Chart and figure data:
■ ■ ■ ■ ■ ■ ■
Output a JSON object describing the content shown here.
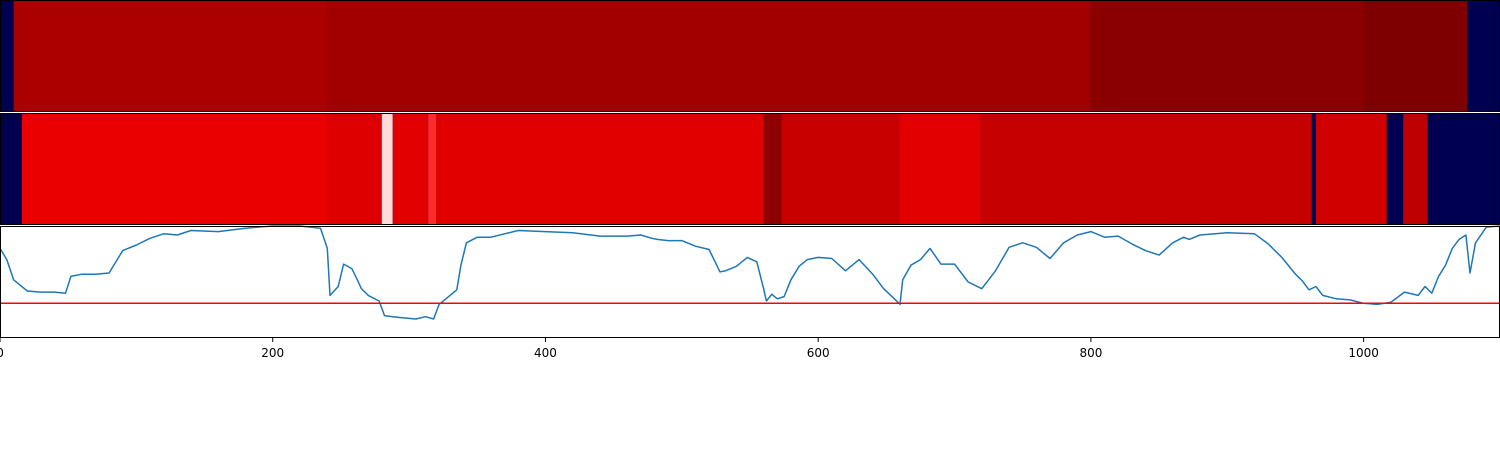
{
  "chart_data": [
    {
      "type": "heatmap",
      "title": "",
      "xlim": [
        0,
        1100
      ],
      "colors": {
        "background": "#000050"
      },
      "segments": [
        {
          "start": 0,
          "end": 10,
          "color": "#000050"
        },
        {
          "start": 10,
          "end": 240,
          "color": "#ab0000"
        },
        {
          "start": 240,
          "end": 800,
          "color": "#a20000"
        },
        {
          "start": 800,
          "end": 1000,
          "color": "#8a0000"
        },
        {
          "start": 1000,
          "end": 1076,
          "color": "#7e0000"
        },
        {
          "start": 1076,
          "end": 1100,
          "color": "#000050"
        }
      ]
    },
    {
      "type": "heatmap",
      "title": "",
      "xlim": [
        0,
        1100
      ],
      "colors": {
        "background": "#000050"
      },
      "segments": [
        {
          "start": 0,
          "end": 16,
          "color": "#000050"
        },
        {
          "start": 16,
          "end": 240,
          "color": "#ea0000"
        },
        {
          "start": 240,
          "end": 280,
          "color": "#de0000"
        },
        {
          "start": 280,
          "end": 288,
          "color": "#ffdcdc"
        },
        {
          "start": 288,
          "end": 314,
          "color": "#e20000"
        },
        {
          "start": 314,
          "end": 320,
          "color": "#ff2a2a"
        },
        {
          "start": 320,
          "end": 560,
          "color": "#e00000"
        },
        {
          "start": 560,
          "end": 573,
          "color": "#8e0000"
        },
        {
          "start": 573,
          "end": 660,
          "color": "#c80000"
        },
        {
          "start": 660,
          "end": 719,
          "color": "#e20000"
        },
        {
          "start": 719,
          "end": 962,
          "color": "#c60000"
        },
        {
          "start": 962,
          "end": 965,
          "color": "#000050"
        },
        {
          "start": 965,
          "end": 1017,
          "color": "#d00000"
        },
        {
          "start": 1017,
          "end": 1029,
          "color": "#000050"
        },
        {
          "start": 1029,
          "end": 1047,
          "color": "#be0000"
        },
        {
          "start": 1047,
          "end": 1100,
          "color": "#000050"
        }
      ]
    },
    {
      "type": "line",
      "title": "",
      "xlabel": "",
      "ylabel": "",
      "xlim": [
        0,
        1100
      ],
      "ylim": [
        0,
        1
      ],
      "grid": false,
      "xticks": [
        0,
        200,
        400,
        600,
        800,
        1000
      ],
      "colors": {
        "line": "#1f77b4",
        "threshold": "#ff0000"
      },
      "threshold": 0.31,
      "series": [
        {
          "name": "signal",
          "x": [
            0,
            5,
            10,
            15,
            20,
            30,
            40,
            48,
            52,
            60,
            70,
            80,
            90,
            100,
            110,
            120,
            130,
            140,
            160,
            180,
            200,
            220,
            235,
            240,
            242,
            245,
            248,
            252,
            258,
            262,
            265,
            270,
            278,
            282,
            288,
            295,
            305,
            312,
            318,
            322,
            330,
            335,
            338,
            342,
            350,
            360,
            380,
            400,
            420,
            440,
            460,
            470,
            478,
            482,
            490,
            500,
            510,
            520,
            528,
            532,
            540,
            548,
            555,
            560,
            562,
            566,
            570,
            575,
            580,
            586,
            592,
            600,
            610,
            620,
            630,
            640,
            648,
            655,
            660,
            662,
            668,
            675,
            682,
            690,
            700,
            710,
            720,
            730,
            740,
            750,
            760,
            770,
            780,
            790,
            800,
            810,
            820,
            830,
            840,
            850,
            860,
            868,
            872,
            880,
            900,
            920,
            930,
            940,
            950,
            955,
            960,
            965,
            970,
            980,
            990,
            1000,
            1010,
            1020,
            1030,
            1040,
            1045,
            1050,
            1055,
            1060,
            1065,
            1070,
            1075,
            1078,
            1082,
            1090,
            1100
          ],
          "values": [
            0.8,
            0.7,
            0.52,
            0.47,
            0.42,
            0.41,
            0.41,
            0.4,
            0.55,
            0.57,
            0.57,
            0.58,
            0.78,
            0.83,
            0.89,
            0.93,
            0.92,
            0.96,
            0.95,
            0.98,
            1.0,
            1.0,
            0.98,
            0.8,
            0.38,
            0.42,
            0.46,
            0.66,
            0.62,
            0.52,
            0.44,
            0.38,
            0.33,
            0.2,
            0.19,
            0.18,
            0.17,
            0.19,
            0.17,
            0.3,
            0.38,
            0.43,
            0.65,
            0.85,
            0.9,
            0.9,
            0.96,
            0.95,
            0.94,
            0.91,
            0.91,
            0.92,
            0.89,
            0.88,
            0.87,
            0.87,
            0.82,
            0.79,
            0.59,
            0.6,
            0.64,
            0.72,
            0.68,
            0.44,
            0.33,
            0.39,
            0.35,
            0.37,
            0.52,
            0.64,
            0.7,
            0.72,
            0.71,
            0.6,
            0.7,
            0.57,
            0.44,
            0.36,
            0.3,
            0.52,
            0.65,
            0.7,
            0.8,
            0.66,
            0.66,
            0.5,
            0.44,
            0.6,
            0.81,
            0.85,
            0.81,
            0.71,
            0.85,
            0.92,
            0.95,
            0.9,
            0.91,
            0.84,
            0.78,
            0.74,
            0.85,
            0.9,
            0.88,
            0.92,
            0.94,
            0.93,
            0.84,
            0.72,
            0.57,
            0.51,
            0.43,
            0.46,
            0.38,
            0.35,
            0.34,
            0.31,
            0.3,
            0.32,
            0.41,
            0.38,
            0.46,
            0.4,
            0.55,
            0.65,
            0.8,
            0.88,
            0.92,
            0.58,
            0.85,
            0.99,
            1.0
          ]
        }
      ]
    }
  ]
}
■ ■ ■ ■ ■ ■ ■
Transcribe every line in the entries above, taking out only the images.

Written answer:
Output a JSON object describing the content shown here.
{
  "chart_data": [
    {
      "type": "heatmap",
      "title": "",
      "xlim": [
        0,
        1100
      ],
      "colors": {
        "background": "#000050"
      },
      "segments": [
        {
          "start": 0,
          "end": 10,
          "color": "#000050"
        },
        {
          "start": 10,
          "end": 240,
          "color": "#ab0000"
        },
        {
          "start": 240,
          "end": 800,
          "color": "#a20000"
        },
        {
          "start": 800,
          "end": 1000,
          "color": "#8a0000"
        },
        {
          "start": 1000,
          "end": 1076,
          "color": "#7e0000"
        },
        {
          "start": 1076,
          "end": 1100,
          "color": "#000050"
        }
      ]
    },
    {
      "type": "heatmap",
      "title": "",
      "xlim": [
        0,
        1100
      ],
      "colors": {
        "background": "#000050"
      },
      "segments": [
        {
          "start": 0,
          "end": 16,
          "color": "#000050"
        },
        {
          "start": 16,
          "end": 240,
          "color": "#ea0000"
        },
        {
          "start": 240,
          "end": 280,
          "color": "#de0000"
        },
        {
          "start": 280,
          "end": 288,
          "color": "#ffdcdc"
        },
        {
          "start": 288,
          "end": 314,
          "color": "#e20000"
        },
        {
          "start": 314,
          "end": 320,
          "color": "#ff2a2a"
        },
        {
          "start": 320,
          "end": 560,
          "color": "#e00000"
        },
        {
          "start": 560,
          "end": 573,
          "color": "#8e0000"
        },
        {
          "start": 573,
          "end": 660,
          "color": "#c80000"
        },
        {
          "start": 660,
          "end": 719,
          "color": "#e20000"
        },
        {
          "start": 719,
          "end": 962,
          "color": "#c60000"
        },
        {
          "start": 962,
          "end": 965,
          "color": "#000050"
        },
        {
          "start": 965,
          "end": 1017,
          "color": "#d00000"
        },
        {
          "start": 1017,
          "end": 1029,
          "color": "#000050"
        },
        {
          "start": 1029,
          "end": 1047,
          "color": "#be0000"
        },
        {
          "start": 1047,
          "end": 1100,
          "color": "#000050"
        }
      ]
    },
    {
      "type": "line",
      "title": "",
      "xlabel": "",
      "ylabel": "",
      "xlim": [
        0,
        1100
      ],
      "ylim": [
        0,
        1
      ],
      "grid": false,
      "xticks": [
        0,
        200,
        400,
        600,
        800,
        1000
      ],
      "colors": {
        "line": "#1f77b4",
        "threshold": "#ff0000"
      },
      "threshold": 0.31,
      "series": [
        {
          "name": "signal",
          "x": [
            0,
            5,
            10,
            15,
            20,
            30,
            40,
            48,
            52,
            60,
            70,
            80,
            90,
            100,
            110,
            120,
            130,
            140,
            160,
            180,
            200,
            220,
            235,
            240,
            242,
            245,
            248,
            252,
            258,
            262,
            265,
            270,
            278,
            282,
            288,
            295,
            305,
            312,
            318,
            322,
            330,
            335,
            338,
            342,
            350,
            360,
            380,
            400,
            420,
            440,
            460,
            470,
            478,
            482,
            490,
            500,
            510,
            520,
            528,
            532,
            540,
            548,
            555,
            560,
            562,
            566,
            570,
            575,
            580,
            586,
            592,
            600,
            610,
            620,
            630,
            640,
            648,
            655,
            660,
            662,
            668,
            675,
            682,
            690,
            700,
            710,
            720,
            730,
            740,
            750,
            760,
            770,
            780,
            790,
            800,
            810,
            820,
            830,
            840,
            850,
            860,
            868,
            872,
            880,
            900,
            920,
            930,
            940,
            950,
            955,
            960,
            965,
            970,
            980,
            990,
            1000,
            1010,
            1020,
            1030,
            1040,
            1045,
            1050,
            1055,
            1060,
            1065,
            1070,
            1075,
            1078,
            1082,
            1090,
            1100
          ],
          "values": [
            0.8,
            0.7,
            0.52,
            0.47,
            0.42,
            0.41,
            0.41,
            0.4,
            0.55,
            0.57,
            0.57,
            0.58,
            0.78,
            0.83,
            0.89,
            0.93,
            0.92,
            0.96,
            0.95,
            0.98,
            1.0,
            1.0,
            0.98,
            0.8,
            0.38,
            0.42,
            0.46,
            0.66,
            0.62,
            0.52,
            0.44,
            0.38,
            0.33,
            0.2,
            0.19,
            0.18,
            0.17,
            0.19,
            0.17,
            0.3,
            0.38,
            0.43,
            0.65,
            0.85,
            0.9,
            0.9,
            0.96,
            0.95,
            0.94,
            0.91,
            0.91,
            0.92,
            0.89,
            0.88,
            0.87,
            0.87,
            0.82,
            0.79,
            0.59,
            0.6,
            0.64,
            0.72,
            0.68,
            0.44,
            0.33,
            0.39,
            0.35,
            0.37,
            0.52,
            0.64,
            0.7,
            0.72,
            0.71,
            0.6,
            0.7,
            0.57,
            0.44,
            0.36,
            0.3,
            0.52,
            0.65,
            0.7,
            0.8,
            0.66,
            0.66,
            0.5,
            0.44,
            0.6,
            0.81,
            0.85,
            0.81,
            0.71,
            0.85,
            0.92,
            0.95,
            0.9,
            0.91,
            0.84,
            0.78,
            0.74,
            0.85,
            0.9,
            0.88,
            0.92,
            0.94,
            0.93,
            0.84,
            0.72,
            0.57,
            0.51,
            0.43,
            0.46,
            0.38,
            0.35,
            0.34,
            0.31,
            0.3,
            0.32,
            0.41,
            0.38,
            0.46,
            0.4,
            0.55,
            0.65,
            0.8,
            0.88,
            0.92,
            0.58,
            0.85,
            0.99,
            1.0
          ]
        }
      ]
    }
  ]
}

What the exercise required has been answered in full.